- **Data provided**:
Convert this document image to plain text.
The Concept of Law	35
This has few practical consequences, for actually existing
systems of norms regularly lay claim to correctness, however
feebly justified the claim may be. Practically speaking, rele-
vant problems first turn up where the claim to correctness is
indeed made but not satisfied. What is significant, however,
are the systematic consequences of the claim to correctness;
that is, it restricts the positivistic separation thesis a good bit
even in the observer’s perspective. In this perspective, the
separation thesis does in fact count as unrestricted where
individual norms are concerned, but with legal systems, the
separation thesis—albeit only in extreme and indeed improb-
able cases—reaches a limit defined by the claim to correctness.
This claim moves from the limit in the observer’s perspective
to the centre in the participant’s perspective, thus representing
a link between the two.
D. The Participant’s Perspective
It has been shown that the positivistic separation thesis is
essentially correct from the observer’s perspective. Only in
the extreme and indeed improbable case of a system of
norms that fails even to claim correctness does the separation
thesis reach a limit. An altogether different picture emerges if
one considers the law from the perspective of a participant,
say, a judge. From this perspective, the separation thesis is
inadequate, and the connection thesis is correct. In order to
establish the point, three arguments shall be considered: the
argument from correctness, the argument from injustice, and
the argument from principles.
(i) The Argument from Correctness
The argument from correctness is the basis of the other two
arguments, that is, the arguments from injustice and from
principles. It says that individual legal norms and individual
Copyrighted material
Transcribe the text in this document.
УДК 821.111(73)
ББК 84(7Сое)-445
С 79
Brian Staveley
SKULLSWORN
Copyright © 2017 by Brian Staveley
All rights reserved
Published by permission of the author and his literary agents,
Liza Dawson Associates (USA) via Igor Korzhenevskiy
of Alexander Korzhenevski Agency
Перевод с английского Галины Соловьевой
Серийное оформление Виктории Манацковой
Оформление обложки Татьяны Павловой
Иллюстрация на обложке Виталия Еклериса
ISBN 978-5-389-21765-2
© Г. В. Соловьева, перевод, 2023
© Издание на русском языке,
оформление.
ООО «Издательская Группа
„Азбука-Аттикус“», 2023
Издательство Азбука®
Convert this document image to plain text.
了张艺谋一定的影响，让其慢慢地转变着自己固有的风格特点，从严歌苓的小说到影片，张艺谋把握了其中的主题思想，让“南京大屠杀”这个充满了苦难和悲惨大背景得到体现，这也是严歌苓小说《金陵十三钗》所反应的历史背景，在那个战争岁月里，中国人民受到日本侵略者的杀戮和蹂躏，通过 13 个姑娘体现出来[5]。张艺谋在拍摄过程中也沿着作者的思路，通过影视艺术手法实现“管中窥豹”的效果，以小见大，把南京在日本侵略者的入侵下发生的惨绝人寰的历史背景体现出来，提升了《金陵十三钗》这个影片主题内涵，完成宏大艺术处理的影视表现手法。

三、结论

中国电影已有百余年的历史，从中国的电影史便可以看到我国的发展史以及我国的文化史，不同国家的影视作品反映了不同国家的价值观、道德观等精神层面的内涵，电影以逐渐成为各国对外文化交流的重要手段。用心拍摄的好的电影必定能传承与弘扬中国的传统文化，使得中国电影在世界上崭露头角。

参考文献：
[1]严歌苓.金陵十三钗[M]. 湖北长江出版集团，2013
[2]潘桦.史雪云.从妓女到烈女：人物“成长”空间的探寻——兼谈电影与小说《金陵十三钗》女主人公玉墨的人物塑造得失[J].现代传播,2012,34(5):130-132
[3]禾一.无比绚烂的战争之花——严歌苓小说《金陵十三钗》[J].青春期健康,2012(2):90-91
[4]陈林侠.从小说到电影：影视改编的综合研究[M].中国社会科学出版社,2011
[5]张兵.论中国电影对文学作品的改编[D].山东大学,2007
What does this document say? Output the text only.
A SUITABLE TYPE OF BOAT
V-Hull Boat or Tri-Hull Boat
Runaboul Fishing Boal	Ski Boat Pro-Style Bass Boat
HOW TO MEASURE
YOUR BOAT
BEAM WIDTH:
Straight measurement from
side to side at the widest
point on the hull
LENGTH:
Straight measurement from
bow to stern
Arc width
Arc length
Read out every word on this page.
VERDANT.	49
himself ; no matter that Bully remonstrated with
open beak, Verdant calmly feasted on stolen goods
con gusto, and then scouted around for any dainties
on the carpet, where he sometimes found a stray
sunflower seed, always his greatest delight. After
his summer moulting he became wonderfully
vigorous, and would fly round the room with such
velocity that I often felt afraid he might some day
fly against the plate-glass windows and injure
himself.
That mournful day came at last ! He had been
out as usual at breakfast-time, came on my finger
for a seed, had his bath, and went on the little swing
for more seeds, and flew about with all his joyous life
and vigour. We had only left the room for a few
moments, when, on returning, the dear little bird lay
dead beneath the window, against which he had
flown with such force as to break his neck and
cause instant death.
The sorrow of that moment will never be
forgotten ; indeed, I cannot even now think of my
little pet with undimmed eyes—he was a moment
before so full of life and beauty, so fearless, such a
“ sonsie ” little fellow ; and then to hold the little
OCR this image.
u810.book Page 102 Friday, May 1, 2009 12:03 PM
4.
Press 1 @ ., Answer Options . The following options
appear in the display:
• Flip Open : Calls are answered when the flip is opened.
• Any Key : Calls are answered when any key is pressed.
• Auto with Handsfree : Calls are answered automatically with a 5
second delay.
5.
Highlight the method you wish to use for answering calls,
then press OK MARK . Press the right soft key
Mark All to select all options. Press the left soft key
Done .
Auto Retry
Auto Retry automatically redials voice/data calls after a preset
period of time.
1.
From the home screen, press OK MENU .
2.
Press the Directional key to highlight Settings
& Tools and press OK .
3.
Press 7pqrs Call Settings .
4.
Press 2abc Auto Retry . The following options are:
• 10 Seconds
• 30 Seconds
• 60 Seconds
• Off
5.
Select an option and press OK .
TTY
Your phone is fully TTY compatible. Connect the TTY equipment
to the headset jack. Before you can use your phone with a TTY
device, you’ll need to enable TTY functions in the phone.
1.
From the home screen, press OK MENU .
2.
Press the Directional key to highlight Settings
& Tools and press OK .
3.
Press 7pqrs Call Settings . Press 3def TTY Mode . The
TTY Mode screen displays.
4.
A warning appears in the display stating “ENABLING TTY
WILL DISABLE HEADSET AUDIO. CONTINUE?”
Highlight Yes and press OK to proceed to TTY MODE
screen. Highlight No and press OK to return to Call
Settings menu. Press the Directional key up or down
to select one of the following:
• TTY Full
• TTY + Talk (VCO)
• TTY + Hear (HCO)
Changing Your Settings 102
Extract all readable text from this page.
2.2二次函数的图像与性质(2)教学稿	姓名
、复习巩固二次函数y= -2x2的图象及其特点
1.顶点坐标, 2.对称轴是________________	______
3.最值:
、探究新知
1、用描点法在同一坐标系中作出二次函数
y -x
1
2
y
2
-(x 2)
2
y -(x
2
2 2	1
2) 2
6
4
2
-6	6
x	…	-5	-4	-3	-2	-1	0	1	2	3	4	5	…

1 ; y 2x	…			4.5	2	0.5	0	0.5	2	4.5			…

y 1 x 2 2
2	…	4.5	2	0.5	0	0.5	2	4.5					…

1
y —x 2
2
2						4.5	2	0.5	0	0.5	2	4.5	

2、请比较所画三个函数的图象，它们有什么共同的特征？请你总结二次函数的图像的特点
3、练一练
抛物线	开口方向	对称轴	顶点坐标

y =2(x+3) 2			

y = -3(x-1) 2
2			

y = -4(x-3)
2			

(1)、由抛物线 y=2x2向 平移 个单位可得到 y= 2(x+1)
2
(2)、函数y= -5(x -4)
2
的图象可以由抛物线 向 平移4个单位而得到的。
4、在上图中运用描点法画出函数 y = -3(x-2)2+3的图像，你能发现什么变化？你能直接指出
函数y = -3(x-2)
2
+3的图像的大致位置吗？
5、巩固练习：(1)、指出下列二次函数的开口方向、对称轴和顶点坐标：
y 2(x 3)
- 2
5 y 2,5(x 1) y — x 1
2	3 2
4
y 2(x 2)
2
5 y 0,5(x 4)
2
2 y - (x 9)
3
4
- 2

- **Work instructions**: Copy all the lines above that hold the string "text".

- **Response**:
Convert this document image to plain text.
Transcribe the text in this document.
Convert this document image to plain text.
What does this document say? Output the text only.
Extract all readable text from this page.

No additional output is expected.